## REQUEST
Write out the entire listing below exactly as it appears, minus any pictures.

Dataset items
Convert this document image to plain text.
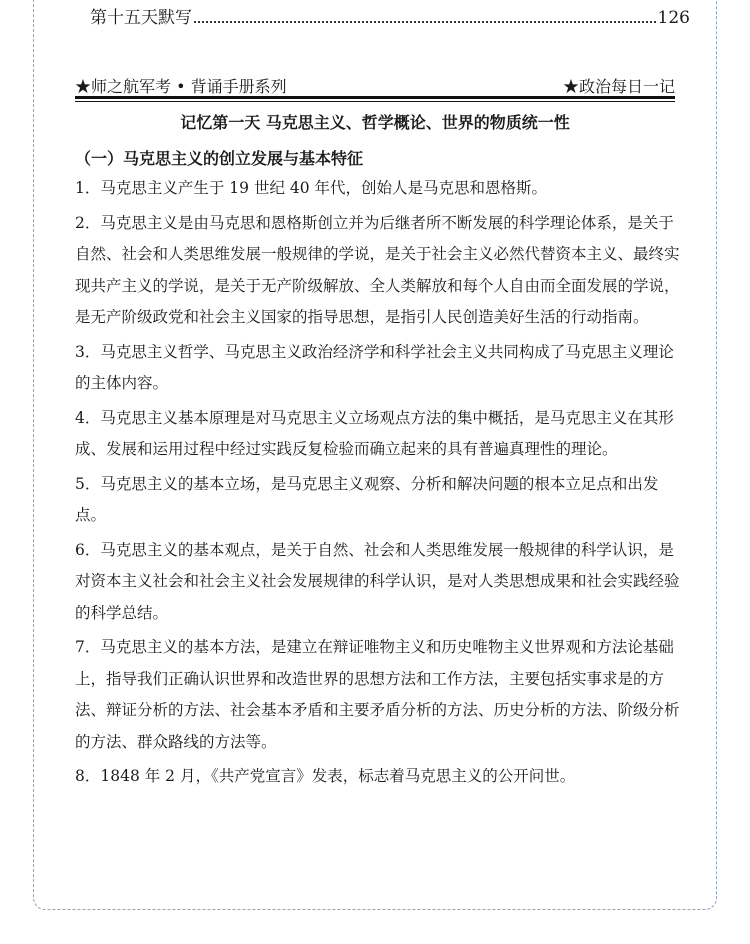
第十五天默写	126
★师之航军考 • 背诵手册系列	★政治每日一记
记忆第一天 马克思主义、哲学概论、世界的物质统一性
（一）马克思主义的创立发展与基本特征

1．马克思主义产生于 19 世纪 40 年代，创始人是马克思和恩格斯。

2．马克思主义是由马克思和恩格斯创立并为后继者所不断发展的科学理论体系，是关于自然、社会和人类思维发展一般规律的学说，是关于社会主义必然代替资本主义、最终实现共产主义的学说，是关于无产阶级解放、全人类解放和每个人自由而全面发展的学说，是无产阶级政党和社会主义国家的指导思想，是指引人民创造美好生活的行动指南。

3．马克思主义哲学、马克思主义政治经济学和科学社会主义共同构成了马克思主义理论的主体内容。

4．马克思主义基本原理是对马克思主义立场观点方法的集中概括，是马克思主义在其形成、发展和运用过程中经过实践反复检验而确立起来的具有普遍真理性的理论。

5．马克思主义的基本立场，是马克思主义观察、分析和解决问题的根本立足点和出发点。

6．马克思主义的基本观点，是关于自然、社会和人类思维发展一般规律的科学认识，是对资本主义社会和社会主义社会发展规律的科学认识，是对人类思想成果和社会实践经验的科学总结。

7．马克思主义的基本方法，是建立在辩证唯物主义和历史唯物主义世界观和方法论基础上，指导我们正确认识世界和改造世界的思想方法和工作方法，主要包括实事求是的方法、辩证分析的方法、社会基本矛盾和主要矛盾分析的方法、历史分析的方法、阶级分析的方法、群众路线的方法等。

8．1848 年 2 月，《共产党宣言》发表，标志着马克思主义的公开问世。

## ANSWER TO THIS TASK
Convert this document image to plain text.
第十五天默写	126
★师之航军考 • 背诵手册系列	★政治每日一记
记忆第一天 马克思主义、哲学概论、世界的物质统一性
（一）马克思主义的创立发展与基本特征

1．马克思主义产生于 19 世纪 40 年代，创始人是马克思和恩格斯。

2．马克思主义是由马克思和恩格斯创立并为后继者所不断发展的科学理论体系，是关于自然、社会和人类思维发展一般规律的学说，是关于社会主义必然代替资本主义、最终实现共产主义的学说，是关于无产阶级解放、全人类解放和每个人自由而全面发展的学说，是无产阶级政党和社会主义国家的指导思想，是指引人民创造美好生活的行动指南。

3．马克思主义哲学、马克思主义政治经济学和科学社会主义共同构成了马克思主义理论的主体内容。

4．马克思主义基本原理是对马克思主义立场观点方法的集中概括，是马克思主义在其形成、发展和运用过程中经过实践反复检验而确立起来的具有普遍真理性的理论。

5．马克思主义的基本立场，是马克思主义观察、分析和解决问题的根本立足点和出发点。

6．马克思主义的基本观点，是关于自然、社会和人类思维发展一般规律的科学认识，是对资本主义社会和社会主义社会发展规律的科学认识，是对人类思想成果和社会实践经验的科学总结。

7．马克思主义的基本方法，是建立在辩证唯物主义和历史唯物主义世界观和方法论基础上，指导我们正确认识世界和改造世界的思想方法和工作方法，主要包括实事求是的方法、辩证分析的方法、社会基本矛盾和主要矛盾分析的方法、历史分析的方法、阶级分析的方法、群众路线的方法等。

8．1848 年 2 月，《共产党宣言》发表，标志着马克思主义的公开问世。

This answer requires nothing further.